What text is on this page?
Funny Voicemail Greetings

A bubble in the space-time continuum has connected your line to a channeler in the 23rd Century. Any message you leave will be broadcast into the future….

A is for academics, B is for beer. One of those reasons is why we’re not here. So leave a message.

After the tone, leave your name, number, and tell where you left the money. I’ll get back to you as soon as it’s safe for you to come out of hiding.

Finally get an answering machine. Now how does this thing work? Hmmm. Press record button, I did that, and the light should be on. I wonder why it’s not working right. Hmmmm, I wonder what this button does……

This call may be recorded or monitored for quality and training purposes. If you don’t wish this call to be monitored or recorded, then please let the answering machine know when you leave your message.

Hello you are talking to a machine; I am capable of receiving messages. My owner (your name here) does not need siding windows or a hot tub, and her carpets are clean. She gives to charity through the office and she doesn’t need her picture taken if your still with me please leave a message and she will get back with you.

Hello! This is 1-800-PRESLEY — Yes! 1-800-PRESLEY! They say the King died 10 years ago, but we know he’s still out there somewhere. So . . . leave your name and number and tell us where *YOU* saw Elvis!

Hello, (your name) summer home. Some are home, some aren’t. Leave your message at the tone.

...

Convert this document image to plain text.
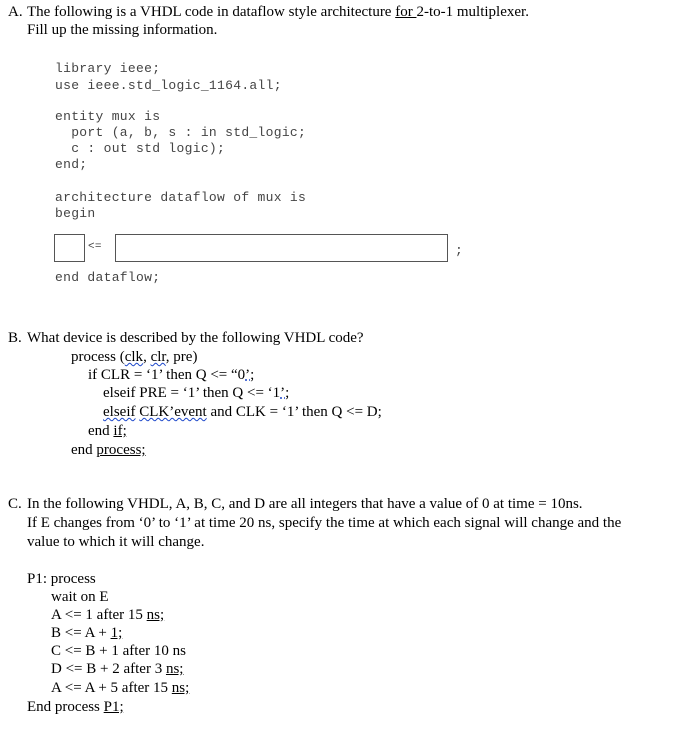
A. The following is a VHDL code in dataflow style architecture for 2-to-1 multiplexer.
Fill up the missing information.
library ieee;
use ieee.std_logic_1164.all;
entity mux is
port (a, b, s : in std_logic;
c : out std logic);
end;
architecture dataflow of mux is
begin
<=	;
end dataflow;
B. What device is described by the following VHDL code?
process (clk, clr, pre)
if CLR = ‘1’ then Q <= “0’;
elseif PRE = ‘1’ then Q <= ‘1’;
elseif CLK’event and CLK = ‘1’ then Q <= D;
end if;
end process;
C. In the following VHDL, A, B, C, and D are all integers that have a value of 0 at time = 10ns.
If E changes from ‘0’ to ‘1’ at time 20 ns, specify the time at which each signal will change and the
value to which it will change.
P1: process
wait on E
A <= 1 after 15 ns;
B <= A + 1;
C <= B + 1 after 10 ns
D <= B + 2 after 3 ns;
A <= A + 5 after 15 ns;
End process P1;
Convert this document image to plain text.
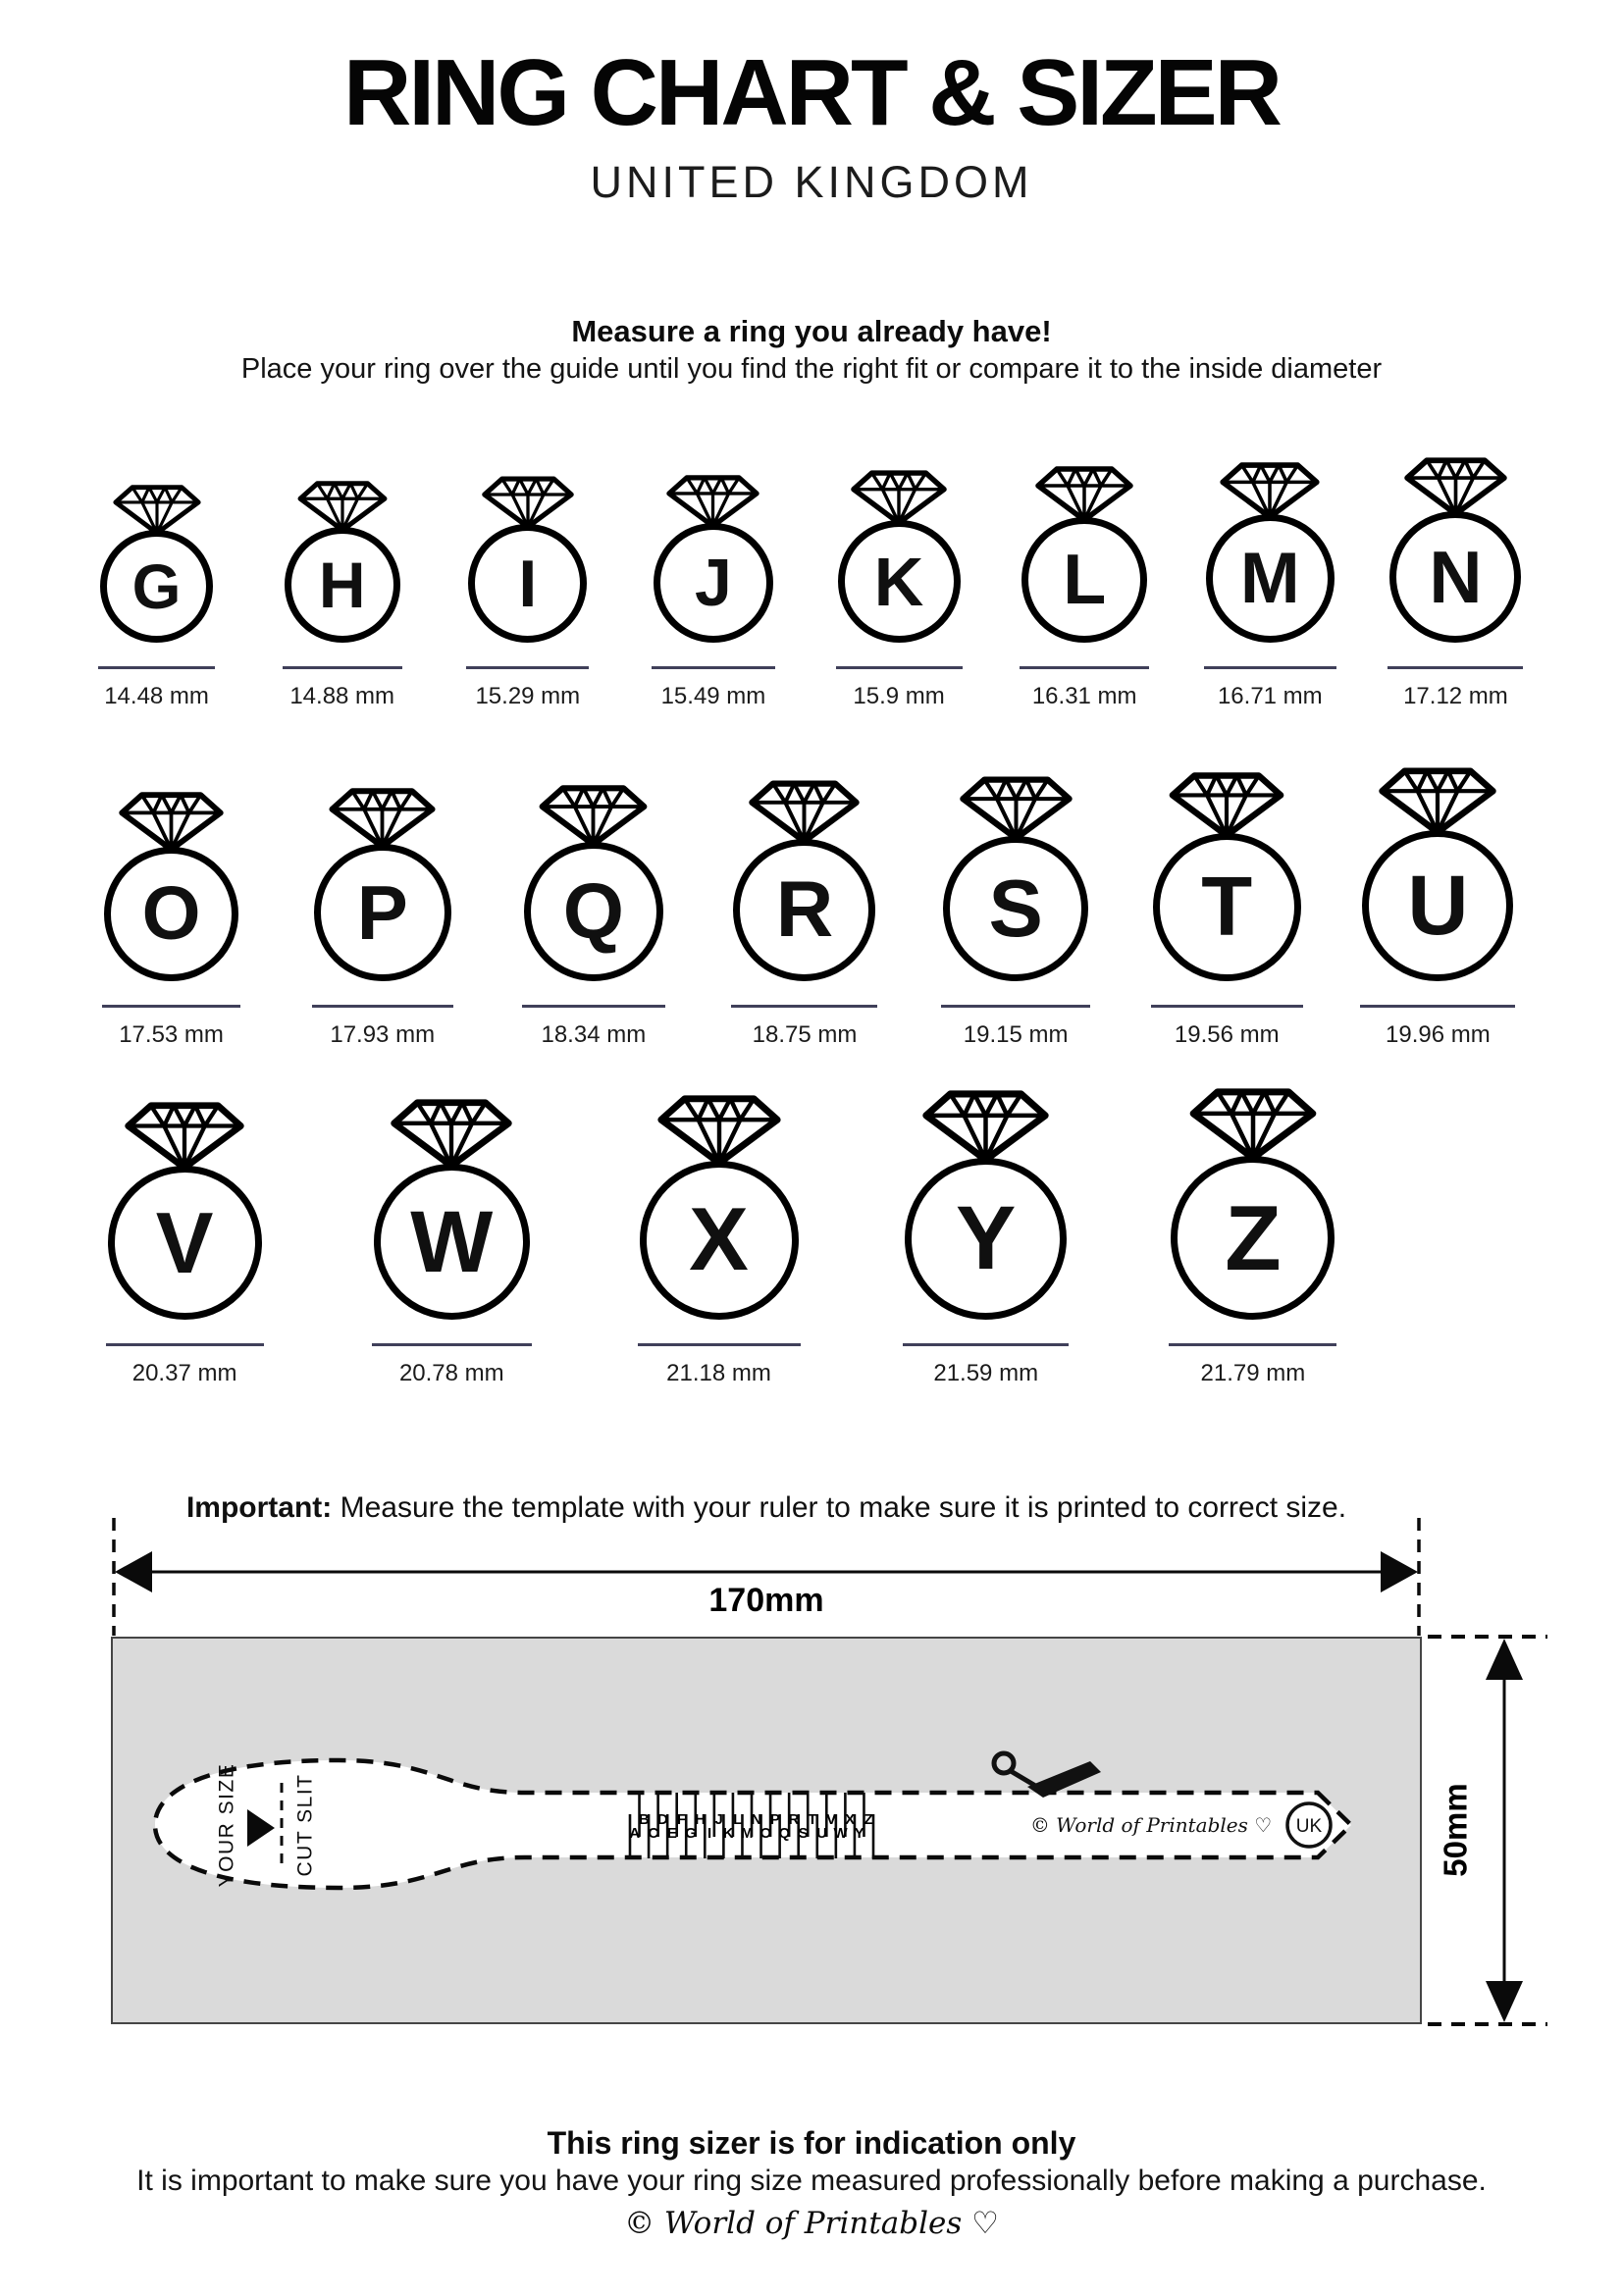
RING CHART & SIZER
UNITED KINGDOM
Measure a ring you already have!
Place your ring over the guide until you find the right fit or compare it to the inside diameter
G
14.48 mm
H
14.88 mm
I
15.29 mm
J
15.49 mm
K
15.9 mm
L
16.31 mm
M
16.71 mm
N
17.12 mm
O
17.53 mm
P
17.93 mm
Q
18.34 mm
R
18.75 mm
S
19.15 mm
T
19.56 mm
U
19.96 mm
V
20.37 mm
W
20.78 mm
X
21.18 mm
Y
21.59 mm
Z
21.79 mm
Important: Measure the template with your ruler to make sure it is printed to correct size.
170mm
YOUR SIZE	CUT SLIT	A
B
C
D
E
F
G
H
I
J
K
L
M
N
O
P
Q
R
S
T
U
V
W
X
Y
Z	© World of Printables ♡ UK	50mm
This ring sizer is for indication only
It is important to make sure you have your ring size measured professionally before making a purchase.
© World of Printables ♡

**WHAT NEEDS TO BE DONE**
Identify how many lines in the entries above include the string "right", then state that number alone.

**SOLUTION BELOW**
2